**What you will do**. Pick out every line that holds the string "value" and copy it.

# Start of Listing

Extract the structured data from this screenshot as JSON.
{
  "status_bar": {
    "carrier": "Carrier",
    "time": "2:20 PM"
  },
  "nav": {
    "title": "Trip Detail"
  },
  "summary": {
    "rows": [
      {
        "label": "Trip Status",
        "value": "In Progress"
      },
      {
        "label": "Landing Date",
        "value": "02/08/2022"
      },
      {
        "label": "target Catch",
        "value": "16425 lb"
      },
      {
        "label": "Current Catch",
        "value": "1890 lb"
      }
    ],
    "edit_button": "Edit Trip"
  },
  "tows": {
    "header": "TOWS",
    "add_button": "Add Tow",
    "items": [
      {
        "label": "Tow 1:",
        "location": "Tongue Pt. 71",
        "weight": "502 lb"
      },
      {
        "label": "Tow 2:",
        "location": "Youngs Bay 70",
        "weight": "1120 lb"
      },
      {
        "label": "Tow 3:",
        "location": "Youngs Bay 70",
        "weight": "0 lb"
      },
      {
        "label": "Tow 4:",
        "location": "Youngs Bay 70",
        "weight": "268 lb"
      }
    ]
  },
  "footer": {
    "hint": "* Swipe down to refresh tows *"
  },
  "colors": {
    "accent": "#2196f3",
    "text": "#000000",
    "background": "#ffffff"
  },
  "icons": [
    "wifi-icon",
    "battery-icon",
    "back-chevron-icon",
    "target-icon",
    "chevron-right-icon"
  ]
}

# End of Listing

**Output for this exercise**.
        "value": "In Progress"
        "value": "02/08/2022"
        "value": "16425 lb"
        "value": "1890 lb"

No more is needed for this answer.